◆ MATERIAL TO PROCESS ◆
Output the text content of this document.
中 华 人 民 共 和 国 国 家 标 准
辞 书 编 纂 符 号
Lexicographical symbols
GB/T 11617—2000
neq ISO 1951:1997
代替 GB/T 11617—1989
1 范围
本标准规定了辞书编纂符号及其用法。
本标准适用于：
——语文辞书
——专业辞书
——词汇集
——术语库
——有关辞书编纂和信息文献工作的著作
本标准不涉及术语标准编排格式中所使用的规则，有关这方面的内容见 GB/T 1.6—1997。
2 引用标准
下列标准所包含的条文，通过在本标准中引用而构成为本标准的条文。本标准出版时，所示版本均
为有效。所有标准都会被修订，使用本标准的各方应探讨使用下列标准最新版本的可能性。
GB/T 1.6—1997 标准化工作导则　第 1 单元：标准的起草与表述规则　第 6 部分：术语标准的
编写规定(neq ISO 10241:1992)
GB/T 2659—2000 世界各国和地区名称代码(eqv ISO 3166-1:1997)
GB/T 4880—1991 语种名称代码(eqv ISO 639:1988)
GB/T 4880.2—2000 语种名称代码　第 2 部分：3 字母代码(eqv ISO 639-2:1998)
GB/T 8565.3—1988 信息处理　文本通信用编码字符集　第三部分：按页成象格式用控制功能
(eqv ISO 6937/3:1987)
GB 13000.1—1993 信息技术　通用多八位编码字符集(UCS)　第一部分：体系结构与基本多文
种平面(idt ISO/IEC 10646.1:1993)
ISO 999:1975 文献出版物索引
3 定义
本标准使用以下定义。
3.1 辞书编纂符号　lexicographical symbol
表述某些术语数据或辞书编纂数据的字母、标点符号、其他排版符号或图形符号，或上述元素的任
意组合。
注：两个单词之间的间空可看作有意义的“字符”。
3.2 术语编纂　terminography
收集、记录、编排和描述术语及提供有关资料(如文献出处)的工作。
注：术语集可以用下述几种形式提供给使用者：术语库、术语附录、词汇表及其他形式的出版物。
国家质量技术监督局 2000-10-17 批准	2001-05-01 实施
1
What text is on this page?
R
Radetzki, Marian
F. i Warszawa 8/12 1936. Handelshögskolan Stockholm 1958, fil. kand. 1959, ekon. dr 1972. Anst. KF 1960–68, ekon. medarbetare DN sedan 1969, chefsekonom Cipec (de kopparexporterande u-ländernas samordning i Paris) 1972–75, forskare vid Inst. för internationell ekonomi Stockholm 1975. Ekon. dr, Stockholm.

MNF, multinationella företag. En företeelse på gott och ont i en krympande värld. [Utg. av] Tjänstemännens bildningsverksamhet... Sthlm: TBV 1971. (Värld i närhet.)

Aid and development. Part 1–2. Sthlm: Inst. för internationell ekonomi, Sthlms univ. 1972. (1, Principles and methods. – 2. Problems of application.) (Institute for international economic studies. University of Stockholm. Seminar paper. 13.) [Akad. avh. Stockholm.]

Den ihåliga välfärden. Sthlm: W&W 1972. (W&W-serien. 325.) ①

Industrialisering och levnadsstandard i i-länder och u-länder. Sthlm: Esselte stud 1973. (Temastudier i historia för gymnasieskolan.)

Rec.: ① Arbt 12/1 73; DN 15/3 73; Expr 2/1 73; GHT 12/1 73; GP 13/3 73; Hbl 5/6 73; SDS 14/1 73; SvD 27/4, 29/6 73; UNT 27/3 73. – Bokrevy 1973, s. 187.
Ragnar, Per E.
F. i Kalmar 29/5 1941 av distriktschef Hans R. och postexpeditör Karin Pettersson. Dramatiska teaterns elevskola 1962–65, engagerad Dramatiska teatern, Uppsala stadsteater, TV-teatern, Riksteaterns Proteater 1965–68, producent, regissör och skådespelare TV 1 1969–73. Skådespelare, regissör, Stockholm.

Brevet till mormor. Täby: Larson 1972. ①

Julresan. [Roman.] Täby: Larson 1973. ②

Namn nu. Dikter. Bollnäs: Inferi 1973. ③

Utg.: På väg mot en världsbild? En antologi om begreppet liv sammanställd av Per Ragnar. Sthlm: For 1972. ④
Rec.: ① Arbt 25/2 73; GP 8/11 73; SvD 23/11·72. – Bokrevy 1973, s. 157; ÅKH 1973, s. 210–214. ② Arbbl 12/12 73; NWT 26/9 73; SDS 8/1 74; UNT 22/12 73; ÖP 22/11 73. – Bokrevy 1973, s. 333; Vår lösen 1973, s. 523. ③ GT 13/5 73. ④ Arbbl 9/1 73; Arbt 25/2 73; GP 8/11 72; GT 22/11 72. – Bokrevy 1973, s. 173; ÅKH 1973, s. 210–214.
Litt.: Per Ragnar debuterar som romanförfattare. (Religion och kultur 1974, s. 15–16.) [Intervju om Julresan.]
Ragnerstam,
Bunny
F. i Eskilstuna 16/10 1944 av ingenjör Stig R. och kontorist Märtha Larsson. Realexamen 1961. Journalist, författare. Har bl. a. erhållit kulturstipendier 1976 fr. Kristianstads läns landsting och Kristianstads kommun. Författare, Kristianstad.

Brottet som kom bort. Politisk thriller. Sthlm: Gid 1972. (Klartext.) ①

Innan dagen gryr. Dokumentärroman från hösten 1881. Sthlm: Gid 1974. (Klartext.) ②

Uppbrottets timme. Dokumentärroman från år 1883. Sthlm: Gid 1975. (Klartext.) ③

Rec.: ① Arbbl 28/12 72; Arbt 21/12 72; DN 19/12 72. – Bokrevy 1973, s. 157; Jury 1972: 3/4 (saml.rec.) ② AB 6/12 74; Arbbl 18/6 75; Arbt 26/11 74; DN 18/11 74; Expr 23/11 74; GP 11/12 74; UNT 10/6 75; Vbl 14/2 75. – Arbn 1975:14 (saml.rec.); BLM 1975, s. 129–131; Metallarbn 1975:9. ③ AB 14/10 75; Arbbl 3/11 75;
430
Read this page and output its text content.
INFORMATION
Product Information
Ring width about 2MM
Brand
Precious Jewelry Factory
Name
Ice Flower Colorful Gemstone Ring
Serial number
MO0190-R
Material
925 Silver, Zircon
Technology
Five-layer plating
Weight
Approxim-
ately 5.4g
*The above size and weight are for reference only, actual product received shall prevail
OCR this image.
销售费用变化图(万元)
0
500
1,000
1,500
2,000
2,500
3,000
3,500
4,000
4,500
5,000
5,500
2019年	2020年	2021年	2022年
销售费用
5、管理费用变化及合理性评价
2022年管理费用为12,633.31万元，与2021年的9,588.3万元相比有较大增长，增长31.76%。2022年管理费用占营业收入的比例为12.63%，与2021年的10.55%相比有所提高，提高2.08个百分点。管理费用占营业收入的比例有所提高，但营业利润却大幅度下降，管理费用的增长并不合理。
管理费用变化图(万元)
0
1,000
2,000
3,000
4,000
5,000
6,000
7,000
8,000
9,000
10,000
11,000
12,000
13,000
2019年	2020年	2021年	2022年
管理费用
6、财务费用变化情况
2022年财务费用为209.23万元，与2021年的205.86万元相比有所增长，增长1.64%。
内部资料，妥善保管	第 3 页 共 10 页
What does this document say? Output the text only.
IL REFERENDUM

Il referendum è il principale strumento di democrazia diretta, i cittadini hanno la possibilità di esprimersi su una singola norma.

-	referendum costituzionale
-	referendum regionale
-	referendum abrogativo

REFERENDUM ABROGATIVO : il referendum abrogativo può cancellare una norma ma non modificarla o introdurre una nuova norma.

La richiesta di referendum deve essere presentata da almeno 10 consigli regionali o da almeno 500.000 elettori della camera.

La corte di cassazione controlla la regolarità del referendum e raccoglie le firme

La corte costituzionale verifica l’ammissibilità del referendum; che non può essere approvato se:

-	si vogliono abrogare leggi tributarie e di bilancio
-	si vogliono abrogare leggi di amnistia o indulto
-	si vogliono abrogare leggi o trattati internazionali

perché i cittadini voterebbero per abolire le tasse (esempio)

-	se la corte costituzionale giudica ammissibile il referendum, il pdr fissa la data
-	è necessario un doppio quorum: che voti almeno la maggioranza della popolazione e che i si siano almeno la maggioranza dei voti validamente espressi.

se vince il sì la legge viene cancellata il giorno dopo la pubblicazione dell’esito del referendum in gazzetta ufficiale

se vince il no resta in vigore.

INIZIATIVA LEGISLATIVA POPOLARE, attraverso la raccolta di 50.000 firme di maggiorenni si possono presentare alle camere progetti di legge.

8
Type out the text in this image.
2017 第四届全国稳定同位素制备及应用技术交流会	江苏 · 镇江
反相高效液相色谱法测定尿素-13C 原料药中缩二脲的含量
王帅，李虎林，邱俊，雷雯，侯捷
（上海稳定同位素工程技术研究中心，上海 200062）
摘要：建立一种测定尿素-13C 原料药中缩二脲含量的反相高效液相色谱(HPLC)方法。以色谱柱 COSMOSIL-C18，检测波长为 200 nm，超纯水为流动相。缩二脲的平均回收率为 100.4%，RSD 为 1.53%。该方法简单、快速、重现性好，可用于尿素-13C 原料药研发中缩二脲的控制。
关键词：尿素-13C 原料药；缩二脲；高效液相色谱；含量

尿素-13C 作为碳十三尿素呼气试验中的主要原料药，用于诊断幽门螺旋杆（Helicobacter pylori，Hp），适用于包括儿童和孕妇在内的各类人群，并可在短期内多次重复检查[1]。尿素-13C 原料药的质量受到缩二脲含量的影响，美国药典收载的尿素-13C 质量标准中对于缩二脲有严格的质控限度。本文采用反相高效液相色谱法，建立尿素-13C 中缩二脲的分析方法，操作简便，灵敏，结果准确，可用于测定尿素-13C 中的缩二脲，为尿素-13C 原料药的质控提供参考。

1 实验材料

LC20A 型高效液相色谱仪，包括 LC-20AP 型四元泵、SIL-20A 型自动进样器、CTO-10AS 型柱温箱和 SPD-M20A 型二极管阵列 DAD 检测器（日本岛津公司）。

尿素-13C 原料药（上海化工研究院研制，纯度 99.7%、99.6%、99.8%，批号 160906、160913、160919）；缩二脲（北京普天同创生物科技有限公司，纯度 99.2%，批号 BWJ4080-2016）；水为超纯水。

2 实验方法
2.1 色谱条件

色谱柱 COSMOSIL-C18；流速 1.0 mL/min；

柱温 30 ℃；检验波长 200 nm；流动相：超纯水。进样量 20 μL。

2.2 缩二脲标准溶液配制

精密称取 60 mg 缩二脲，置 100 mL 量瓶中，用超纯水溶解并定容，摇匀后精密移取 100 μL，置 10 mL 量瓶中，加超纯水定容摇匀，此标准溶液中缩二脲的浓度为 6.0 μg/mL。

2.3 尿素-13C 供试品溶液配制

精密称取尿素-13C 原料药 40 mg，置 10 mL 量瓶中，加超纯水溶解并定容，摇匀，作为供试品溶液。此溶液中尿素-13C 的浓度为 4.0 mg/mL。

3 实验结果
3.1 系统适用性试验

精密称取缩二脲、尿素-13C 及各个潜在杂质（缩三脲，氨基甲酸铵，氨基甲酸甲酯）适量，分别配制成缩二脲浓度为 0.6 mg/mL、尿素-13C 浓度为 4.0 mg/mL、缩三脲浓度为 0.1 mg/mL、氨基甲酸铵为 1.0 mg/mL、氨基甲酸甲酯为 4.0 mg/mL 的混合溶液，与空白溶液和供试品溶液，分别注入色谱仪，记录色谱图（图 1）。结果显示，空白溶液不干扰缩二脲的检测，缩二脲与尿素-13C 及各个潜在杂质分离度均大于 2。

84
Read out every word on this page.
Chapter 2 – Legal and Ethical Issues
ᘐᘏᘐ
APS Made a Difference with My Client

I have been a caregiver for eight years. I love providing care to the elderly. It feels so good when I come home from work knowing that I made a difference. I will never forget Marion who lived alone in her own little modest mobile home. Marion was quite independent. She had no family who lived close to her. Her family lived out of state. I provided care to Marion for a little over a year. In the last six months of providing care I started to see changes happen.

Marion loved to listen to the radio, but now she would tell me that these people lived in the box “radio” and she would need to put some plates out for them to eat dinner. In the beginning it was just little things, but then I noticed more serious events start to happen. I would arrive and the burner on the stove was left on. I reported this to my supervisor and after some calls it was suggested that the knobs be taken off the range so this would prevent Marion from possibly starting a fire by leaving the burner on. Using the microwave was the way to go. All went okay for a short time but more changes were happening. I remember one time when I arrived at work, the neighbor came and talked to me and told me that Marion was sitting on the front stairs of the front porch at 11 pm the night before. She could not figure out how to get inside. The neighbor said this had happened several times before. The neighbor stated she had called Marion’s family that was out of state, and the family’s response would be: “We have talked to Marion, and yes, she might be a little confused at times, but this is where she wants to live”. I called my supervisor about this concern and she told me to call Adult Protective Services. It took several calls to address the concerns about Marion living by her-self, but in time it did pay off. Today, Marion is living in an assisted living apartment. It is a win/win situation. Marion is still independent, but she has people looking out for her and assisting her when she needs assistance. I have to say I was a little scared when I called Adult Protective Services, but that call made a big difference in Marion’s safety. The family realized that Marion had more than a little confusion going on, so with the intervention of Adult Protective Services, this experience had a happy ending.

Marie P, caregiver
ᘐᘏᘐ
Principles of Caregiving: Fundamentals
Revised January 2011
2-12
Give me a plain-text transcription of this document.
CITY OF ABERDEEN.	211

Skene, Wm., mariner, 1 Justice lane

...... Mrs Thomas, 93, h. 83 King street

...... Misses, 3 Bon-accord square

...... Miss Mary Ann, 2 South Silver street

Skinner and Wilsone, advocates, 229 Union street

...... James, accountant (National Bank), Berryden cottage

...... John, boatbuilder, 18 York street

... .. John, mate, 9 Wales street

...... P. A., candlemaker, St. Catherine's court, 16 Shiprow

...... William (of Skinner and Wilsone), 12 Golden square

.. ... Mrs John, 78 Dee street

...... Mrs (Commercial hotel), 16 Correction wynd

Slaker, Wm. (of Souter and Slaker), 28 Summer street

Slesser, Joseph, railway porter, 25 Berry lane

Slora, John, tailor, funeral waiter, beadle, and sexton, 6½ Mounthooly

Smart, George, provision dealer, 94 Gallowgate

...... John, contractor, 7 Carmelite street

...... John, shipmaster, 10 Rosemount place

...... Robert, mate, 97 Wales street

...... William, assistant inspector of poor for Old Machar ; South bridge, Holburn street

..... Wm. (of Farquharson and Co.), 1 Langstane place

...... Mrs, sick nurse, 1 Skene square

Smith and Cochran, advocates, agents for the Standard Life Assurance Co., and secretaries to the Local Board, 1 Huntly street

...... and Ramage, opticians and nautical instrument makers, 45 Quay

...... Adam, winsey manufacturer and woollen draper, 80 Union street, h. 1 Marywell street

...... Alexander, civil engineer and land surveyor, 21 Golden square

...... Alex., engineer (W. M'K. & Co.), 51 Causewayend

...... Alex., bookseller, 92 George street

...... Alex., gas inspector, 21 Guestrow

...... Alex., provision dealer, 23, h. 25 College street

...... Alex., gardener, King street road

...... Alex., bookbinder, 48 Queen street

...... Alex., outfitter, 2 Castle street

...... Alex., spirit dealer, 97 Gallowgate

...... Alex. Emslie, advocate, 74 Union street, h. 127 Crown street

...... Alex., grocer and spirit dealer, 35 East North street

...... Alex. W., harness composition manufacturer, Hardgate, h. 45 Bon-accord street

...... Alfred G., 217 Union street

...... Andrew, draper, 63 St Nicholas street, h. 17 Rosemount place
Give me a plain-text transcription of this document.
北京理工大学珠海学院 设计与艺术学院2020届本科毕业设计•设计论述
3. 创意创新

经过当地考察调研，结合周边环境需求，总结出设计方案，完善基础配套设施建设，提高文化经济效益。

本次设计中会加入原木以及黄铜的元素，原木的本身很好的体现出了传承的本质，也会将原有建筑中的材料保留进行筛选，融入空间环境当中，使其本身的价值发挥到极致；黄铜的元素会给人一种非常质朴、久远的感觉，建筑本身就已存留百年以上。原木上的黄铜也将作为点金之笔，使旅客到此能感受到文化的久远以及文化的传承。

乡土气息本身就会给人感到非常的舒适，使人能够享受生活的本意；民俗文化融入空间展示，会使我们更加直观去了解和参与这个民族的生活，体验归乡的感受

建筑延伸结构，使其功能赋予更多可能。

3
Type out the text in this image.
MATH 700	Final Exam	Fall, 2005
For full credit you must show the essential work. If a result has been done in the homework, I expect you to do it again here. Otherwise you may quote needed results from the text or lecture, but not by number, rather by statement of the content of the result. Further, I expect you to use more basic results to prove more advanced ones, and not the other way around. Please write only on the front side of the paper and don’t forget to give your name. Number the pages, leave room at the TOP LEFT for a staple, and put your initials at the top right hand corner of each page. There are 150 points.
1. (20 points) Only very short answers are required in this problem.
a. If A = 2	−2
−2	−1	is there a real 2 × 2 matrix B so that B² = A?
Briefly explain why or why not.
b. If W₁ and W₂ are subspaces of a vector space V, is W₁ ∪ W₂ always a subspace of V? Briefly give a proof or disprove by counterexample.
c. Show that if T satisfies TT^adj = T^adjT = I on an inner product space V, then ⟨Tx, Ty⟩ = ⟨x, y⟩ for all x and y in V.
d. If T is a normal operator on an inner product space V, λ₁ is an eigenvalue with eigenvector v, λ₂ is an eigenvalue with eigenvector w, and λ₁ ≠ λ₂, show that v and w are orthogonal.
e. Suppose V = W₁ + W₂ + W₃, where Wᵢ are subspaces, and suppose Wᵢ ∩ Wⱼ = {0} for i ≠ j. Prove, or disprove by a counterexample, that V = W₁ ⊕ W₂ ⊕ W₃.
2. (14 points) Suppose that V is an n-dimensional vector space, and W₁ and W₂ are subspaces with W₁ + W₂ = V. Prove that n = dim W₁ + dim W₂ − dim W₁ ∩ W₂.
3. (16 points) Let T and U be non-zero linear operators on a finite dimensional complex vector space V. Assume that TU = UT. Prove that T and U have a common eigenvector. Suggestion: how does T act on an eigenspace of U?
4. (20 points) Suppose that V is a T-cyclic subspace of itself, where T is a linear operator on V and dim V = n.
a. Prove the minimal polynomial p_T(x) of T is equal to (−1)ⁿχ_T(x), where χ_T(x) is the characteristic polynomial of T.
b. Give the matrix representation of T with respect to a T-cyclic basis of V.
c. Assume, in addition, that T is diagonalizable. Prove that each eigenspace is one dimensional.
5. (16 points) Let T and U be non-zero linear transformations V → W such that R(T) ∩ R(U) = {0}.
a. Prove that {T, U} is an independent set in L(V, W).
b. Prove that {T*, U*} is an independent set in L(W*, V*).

◆ WHAT TO WORK ON ◆
Say the number of lines in the records above that include the string "lane", and no more.

◆ RESPONSE TO THIS EXERCISE ◆
2